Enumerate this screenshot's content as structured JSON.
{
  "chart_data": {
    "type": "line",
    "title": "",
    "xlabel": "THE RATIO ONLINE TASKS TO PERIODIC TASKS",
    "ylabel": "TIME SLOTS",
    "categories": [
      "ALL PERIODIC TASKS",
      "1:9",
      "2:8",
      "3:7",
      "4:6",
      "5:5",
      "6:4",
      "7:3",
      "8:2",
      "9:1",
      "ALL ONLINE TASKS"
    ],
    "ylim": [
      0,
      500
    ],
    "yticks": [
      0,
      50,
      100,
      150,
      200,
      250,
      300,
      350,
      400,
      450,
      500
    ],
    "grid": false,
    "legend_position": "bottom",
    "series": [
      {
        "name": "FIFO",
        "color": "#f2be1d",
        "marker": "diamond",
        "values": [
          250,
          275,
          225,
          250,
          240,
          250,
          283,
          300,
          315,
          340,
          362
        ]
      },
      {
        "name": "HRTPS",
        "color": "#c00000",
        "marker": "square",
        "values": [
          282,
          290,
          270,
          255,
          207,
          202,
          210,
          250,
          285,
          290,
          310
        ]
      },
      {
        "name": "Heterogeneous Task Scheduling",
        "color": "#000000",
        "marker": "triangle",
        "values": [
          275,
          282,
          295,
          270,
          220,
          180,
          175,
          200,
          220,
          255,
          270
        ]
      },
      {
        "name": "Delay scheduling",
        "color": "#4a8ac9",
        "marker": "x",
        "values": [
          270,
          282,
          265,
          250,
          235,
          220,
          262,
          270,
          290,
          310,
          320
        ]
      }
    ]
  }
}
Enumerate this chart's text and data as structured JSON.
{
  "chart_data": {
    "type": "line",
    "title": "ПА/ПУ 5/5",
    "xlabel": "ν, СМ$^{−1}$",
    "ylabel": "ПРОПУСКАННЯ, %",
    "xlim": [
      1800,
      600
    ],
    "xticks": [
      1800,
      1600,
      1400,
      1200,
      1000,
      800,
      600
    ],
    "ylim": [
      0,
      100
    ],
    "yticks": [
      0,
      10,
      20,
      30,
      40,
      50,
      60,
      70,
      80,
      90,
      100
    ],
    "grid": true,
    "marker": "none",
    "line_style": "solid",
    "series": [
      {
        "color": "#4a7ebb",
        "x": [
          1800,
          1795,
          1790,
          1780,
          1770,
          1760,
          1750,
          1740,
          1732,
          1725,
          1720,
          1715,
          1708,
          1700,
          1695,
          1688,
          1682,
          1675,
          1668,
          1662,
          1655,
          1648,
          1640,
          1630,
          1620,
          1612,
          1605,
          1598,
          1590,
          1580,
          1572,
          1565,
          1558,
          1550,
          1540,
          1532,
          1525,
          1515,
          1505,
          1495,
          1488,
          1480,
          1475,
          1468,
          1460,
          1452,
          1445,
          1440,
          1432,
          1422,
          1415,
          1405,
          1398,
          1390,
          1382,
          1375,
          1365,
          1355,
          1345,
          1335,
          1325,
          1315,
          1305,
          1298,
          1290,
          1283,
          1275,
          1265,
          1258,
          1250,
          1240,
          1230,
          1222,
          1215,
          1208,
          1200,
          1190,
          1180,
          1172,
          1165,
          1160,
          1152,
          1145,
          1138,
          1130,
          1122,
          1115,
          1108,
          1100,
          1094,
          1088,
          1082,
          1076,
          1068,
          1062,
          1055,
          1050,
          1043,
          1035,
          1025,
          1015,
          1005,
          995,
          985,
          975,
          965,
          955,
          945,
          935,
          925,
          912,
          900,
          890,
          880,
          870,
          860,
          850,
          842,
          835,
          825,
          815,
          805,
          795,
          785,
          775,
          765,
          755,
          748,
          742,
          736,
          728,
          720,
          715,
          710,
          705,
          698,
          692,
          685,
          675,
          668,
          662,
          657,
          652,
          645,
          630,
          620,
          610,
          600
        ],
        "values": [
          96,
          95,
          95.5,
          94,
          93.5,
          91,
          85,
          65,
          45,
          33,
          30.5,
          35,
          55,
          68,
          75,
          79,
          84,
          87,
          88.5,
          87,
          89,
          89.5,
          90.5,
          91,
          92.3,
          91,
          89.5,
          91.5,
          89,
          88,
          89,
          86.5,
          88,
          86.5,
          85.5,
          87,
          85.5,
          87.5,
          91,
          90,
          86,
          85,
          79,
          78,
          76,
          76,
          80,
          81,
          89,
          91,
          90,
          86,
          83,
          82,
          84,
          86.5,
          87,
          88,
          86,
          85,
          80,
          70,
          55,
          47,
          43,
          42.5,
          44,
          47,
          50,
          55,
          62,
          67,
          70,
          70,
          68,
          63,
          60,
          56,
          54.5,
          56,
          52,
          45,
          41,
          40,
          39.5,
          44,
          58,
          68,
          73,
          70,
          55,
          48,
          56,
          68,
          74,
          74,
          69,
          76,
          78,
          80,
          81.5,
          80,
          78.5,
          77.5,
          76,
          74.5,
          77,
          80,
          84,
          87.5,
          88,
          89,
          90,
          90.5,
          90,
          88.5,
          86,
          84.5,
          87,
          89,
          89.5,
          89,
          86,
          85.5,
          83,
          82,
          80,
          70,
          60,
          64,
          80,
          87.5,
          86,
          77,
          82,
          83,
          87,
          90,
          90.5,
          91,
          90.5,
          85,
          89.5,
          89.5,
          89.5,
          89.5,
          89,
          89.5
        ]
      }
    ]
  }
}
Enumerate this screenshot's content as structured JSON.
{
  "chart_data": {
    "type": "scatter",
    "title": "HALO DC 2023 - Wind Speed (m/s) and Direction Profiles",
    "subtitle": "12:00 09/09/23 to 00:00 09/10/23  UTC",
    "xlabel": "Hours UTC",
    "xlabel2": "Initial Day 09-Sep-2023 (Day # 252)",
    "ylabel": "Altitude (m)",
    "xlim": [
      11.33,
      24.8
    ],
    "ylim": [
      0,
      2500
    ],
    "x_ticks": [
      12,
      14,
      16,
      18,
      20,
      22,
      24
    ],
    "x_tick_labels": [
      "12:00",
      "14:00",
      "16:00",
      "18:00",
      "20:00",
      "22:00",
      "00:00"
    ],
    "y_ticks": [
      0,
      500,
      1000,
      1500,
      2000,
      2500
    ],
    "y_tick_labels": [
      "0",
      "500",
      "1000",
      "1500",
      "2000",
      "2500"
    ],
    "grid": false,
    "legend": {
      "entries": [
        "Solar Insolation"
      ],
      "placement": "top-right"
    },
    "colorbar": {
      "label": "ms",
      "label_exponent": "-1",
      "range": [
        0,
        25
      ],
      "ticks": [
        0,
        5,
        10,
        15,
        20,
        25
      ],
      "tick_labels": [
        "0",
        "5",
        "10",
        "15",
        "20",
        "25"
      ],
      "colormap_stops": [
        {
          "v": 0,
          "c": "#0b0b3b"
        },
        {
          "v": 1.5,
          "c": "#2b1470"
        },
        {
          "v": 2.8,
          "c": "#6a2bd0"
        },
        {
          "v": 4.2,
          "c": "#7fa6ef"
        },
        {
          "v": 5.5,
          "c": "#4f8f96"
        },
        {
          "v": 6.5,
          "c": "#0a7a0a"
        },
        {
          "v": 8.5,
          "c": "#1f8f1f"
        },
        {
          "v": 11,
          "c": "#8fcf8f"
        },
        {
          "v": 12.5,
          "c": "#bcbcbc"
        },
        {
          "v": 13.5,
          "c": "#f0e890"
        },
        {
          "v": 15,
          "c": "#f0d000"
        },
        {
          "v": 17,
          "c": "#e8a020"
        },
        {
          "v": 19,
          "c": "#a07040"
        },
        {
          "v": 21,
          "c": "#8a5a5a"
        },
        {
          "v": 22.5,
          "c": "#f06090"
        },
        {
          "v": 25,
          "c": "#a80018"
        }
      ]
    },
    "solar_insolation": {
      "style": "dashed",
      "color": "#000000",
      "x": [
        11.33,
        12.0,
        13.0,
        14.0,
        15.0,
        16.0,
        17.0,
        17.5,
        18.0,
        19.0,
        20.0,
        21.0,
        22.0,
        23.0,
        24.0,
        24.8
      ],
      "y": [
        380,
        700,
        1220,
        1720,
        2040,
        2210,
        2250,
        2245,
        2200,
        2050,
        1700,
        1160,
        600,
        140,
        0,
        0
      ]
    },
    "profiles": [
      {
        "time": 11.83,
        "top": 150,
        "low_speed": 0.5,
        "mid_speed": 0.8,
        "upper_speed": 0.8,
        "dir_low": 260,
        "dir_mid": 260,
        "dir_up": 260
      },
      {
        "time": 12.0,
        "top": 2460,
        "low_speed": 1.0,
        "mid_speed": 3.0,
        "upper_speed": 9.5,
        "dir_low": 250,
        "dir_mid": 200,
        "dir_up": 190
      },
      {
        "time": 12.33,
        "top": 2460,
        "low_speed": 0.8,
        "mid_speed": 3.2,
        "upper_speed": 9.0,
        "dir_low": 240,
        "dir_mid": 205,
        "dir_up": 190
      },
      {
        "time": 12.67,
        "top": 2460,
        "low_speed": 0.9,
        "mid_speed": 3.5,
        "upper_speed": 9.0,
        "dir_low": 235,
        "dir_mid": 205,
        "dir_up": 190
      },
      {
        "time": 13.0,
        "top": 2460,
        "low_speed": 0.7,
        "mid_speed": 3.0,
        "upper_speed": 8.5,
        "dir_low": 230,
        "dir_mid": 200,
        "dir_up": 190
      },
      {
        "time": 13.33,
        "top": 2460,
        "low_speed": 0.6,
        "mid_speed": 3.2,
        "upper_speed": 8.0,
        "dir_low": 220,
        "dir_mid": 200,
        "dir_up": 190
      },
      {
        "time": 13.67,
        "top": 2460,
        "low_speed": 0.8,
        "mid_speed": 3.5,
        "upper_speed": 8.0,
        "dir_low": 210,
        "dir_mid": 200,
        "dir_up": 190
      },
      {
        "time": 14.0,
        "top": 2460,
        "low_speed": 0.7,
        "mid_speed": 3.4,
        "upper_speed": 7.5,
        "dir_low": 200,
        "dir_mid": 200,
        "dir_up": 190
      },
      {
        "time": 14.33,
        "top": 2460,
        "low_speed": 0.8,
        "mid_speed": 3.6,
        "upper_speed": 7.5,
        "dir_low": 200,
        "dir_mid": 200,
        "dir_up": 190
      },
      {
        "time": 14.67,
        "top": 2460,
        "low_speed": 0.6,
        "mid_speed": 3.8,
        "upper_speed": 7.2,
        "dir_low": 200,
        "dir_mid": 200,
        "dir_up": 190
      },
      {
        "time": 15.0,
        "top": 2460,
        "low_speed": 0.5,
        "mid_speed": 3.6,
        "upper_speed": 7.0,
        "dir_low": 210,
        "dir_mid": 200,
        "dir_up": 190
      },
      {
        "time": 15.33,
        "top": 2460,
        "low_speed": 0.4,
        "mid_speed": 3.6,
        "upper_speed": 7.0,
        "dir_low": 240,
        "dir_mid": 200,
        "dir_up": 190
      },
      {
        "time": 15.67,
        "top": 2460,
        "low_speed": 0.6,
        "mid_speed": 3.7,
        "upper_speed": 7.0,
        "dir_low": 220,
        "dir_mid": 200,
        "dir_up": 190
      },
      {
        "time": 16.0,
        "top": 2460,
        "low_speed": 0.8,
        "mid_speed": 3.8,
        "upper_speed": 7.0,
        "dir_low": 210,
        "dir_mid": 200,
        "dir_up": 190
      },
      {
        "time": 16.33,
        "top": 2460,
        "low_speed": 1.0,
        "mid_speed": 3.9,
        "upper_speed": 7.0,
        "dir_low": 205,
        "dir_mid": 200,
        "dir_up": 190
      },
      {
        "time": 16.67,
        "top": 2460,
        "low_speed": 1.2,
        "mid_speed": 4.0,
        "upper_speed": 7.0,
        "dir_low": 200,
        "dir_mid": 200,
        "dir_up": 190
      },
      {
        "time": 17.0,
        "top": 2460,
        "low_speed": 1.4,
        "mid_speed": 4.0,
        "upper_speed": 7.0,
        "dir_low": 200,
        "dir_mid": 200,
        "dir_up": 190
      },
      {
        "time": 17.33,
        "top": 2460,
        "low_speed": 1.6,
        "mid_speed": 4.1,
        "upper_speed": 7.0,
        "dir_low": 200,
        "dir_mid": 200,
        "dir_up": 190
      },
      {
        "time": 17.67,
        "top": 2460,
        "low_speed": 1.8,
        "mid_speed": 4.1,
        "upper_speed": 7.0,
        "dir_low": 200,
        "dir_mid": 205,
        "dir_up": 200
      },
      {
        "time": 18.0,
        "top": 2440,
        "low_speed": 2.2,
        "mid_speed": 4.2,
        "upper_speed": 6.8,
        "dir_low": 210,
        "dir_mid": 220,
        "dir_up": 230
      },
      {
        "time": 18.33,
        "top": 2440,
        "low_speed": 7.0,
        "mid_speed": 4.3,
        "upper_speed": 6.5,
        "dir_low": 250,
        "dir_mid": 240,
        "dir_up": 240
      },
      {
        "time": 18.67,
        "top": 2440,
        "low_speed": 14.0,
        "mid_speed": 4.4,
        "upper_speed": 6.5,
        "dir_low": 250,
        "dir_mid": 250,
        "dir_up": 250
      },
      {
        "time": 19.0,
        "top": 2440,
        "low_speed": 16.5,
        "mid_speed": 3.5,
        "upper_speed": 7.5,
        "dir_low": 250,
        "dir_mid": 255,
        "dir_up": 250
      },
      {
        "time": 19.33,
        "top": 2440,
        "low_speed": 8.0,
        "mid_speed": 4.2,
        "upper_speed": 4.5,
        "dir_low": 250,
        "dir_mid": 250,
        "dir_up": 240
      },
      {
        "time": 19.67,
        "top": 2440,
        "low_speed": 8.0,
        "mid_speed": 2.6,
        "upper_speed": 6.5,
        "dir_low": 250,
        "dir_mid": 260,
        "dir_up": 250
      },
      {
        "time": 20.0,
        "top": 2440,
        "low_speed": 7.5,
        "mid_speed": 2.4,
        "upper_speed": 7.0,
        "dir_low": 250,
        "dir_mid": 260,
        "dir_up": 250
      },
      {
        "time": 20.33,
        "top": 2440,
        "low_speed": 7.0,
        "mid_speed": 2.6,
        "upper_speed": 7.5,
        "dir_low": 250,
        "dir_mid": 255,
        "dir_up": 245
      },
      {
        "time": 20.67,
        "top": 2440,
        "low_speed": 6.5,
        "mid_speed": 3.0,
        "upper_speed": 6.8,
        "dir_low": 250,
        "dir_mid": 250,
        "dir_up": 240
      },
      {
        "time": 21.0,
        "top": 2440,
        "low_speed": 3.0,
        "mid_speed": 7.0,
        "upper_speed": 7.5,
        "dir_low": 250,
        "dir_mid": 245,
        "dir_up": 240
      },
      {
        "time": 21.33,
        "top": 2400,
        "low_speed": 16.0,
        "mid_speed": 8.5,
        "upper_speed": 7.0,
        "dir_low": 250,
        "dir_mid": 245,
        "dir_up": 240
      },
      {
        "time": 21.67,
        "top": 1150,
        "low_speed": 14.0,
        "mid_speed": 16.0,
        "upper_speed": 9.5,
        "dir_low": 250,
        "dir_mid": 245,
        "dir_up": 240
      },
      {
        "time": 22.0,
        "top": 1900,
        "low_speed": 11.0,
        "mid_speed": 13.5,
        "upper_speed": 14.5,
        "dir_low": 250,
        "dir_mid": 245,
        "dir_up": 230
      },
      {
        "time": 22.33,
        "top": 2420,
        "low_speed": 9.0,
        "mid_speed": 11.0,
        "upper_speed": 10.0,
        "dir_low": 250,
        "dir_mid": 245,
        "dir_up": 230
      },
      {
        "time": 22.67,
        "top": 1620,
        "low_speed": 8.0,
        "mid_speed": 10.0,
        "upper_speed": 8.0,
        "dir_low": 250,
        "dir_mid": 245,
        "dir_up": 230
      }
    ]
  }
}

******

Your objective — Search the preceding listing for "TASKS" and extract every line where it is found.

Final result —
    "xlabel": "THE RATIO ONLINE TASKS TO PERIODIC TASKS",
      "ALL PERIODIC TASKS",
      "ALL ONLINE TASKS"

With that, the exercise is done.